# What the task requires
Copy whichever lines contain the string "средства".

# Excerpted data
"""

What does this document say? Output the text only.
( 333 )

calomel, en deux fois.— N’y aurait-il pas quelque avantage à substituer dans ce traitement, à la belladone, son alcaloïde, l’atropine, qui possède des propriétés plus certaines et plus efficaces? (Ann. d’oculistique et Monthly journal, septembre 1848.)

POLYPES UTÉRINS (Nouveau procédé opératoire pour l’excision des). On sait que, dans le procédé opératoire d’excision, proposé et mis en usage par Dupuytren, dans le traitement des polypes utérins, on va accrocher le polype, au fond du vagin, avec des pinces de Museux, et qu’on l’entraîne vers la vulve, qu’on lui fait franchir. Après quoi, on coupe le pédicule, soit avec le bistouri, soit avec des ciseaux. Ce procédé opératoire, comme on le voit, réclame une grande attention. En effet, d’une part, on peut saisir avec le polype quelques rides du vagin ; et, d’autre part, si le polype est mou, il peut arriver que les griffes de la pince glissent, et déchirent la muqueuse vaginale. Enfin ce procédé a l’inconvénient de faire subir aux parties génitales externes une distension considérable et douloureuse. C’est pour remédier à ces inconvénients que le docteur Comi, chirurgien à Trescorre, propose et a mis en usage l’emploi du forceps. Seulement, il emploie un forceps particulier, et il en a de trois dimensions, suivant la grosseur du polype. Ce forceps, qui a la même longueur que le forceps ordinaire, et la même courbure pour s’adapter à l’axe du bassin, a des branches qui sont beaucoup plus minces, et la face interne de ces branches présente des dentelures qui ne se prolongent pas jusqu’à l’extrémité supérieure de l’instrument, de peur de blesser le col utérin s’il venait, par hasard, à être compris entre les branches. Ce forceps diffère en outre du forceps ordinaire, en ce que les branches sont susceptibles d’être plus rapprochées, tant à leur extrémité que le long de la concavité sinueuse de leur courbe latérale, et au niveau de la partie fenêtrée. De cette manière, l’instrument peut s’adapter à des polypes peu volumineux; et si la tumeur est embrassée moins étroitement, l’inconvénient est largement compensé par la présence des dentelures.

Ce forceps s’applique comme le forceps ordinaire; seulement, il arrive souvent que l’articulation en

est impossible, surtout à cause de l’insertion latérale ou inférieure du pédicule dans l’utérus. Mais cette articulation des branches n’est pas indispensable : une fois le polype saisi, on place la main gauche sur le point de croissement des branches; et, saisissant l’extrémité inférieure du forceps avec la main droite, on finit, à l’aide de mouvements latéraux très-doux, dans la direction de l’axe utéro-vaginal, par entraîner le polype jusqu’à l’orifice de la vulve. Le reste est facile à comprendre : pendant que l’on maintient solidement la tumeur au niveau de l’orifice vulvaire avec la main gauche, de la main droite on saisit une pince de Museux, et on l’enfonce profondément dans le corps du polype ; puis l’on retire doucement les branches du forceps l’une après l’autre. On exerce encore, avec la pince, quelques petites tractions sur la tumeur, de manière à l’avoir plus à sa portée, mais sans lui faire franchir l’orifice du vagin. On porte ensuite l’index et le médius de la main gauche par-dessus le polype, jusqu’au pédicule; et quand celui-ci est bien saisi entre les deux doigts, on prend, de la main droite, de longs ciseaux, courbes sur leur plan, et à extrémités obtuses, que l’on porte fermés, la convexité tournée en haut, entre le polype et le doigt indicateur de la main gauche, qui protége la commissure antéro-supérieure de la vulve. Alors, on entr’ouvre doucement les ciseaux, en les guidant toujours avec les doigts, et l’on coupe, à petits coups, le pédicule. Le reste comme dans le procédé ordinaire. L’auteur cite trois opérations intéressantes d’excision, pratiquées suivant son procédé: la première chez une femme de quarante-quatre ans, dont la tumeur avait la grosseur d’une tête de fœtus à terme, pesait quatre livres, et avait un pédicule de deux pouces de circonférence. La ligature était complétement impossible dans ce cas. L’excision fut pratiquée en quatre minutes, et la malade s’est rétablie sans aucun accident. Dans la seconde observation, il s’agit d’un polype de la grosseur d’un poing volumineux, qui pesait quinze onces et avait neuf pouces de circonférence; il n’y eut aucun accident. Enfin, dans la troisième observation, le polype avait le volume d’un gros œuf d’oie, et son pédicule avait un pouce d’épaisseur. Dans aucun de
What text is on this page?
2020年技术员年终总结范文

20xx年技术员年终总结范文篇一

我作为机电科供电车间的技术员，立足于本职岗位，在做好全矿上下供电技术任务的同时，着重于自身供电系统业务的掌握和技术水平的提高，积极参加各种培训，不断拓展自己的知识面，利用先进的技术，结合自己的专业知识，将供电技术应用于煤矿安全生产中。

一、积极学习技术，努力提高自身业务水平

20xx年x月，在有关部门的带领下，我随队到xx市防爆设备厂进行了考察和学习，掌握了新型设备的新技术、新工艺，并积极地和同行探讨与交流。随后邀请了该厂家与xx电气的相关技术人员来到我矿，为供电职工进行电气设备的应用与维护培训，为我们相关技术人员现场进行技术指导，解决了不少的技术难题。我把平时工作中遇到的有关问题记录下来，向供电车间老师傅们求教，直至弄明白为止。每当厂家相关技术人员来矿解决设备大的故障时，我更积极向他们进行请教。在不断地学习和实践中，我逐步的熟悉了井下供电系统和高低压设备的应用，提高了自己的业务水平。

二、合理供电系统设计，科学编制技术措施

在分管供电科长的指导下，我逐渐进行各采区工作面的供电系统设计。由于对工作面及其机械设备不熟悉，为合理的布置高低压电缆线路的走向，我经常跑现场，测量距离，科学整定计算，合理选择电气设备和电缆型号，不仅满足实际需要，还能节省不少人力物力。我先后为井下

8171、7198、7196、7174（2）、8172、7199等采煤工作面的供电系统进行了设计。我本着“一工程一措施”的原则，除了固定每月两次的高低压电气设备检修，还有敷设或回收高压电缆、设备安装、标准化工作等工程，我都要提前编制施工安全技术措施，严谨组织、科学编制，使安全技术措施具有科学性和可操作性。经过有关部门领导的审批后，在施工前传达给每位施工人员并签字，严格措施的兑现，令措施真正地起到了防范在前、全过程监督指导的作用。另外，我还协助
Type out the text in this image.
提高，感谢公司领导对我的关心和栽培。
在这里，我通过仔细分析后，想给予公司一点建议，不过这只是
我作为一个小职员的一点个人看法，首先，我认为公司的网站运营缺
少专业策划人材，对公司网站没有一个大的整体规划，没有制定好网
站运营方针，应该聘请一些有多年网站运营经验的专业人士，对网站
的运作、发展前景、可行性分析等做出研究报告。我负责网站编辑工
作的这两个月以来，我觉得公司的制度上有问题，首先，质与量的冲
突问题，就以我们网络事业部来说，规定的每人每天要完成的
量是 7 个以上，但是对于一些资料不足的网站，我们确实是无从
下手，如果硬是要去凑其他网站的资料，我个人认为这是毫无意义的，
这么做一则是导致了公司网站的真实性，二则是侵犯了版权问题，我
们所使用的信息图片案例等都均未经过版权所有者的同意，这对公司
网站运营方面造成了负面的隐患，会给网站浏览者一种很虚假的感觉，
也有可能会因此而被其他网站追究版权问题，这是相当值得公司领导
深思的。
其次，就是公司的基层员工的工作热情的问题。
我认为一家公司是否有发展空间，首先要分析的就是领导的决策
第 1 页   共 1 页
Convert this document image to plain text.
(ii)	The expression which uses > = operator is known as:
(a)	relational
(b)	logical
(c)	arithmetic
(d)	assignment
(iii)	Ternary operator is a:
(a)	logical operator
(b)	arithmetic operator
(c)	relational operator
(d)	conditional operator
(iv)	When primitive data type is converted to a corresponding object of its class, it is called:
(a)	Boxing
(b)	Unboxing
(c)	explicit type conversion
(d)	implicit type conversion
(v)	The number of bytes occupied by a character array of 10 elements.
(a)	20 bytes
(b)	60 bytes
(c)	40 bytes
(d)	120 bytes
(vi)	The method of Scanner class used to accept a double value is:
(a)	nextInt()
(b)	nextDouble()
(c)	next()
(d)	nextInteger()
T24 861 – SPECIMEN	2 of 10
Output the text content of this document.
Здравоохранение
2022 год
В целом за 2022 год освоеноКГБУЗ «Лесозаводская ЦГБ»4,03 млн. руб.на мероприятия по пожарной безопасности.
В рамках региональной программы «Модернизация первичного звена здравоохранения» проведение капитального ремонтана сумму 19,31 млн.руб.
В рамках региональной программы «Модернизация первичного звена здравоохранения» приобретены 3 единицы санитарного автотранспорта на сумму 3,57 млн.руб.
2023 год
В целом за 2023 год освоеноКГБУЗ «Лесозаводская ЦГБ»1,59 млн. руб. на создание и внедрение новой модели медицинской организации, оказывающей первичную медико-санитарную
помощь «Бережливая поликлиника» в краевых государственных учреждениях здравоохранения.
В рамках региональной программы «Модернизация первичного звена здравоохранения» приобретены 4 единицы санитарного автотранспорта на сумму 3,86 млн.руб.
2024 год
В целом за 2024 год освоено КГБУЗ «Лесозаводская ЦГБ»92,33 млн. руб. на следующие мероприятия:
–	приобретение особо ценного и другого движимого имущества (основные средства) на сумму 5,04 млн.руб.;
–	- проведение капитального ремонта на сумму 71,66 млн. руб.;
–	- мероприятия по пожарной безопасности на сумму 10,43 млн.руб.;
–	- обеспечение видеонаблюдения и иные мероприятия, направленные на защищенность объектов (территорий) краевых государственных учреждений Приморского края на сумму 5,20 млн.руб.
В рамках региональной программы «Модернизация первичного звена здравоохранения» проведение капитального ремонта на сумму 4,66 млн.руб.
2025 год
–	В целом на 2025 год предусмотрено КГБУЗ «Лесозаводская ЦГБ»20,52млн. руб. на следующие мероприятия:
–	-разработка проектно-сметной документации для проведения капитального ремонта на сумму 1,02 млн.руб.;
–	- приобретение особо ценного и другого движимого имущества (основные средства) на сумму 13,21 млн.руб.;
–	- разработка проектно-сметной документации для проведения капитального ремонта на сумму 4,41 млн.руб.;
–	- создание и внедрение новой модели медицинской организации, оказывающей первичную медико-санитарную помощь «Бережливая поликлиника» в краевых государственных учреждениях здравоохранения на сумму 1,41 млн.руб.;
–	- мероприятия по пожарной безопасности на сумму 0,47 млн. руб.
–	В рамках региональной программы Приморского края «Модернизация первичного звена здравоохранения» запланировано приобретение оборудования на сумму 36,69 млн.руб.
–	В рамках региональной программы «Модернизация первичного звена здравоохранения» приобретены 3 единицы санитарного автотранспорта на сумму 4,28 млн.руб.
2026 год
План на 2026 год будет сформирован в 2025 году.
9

"""

# Result
–	приобретение особо ценного и другого движимого имущества (основные средства) на сумму 5,04 млн.руб.;
–	- приобретение особо ценного и другого движимого имущества (основные средства) на сумму 13,21 млн.руб.;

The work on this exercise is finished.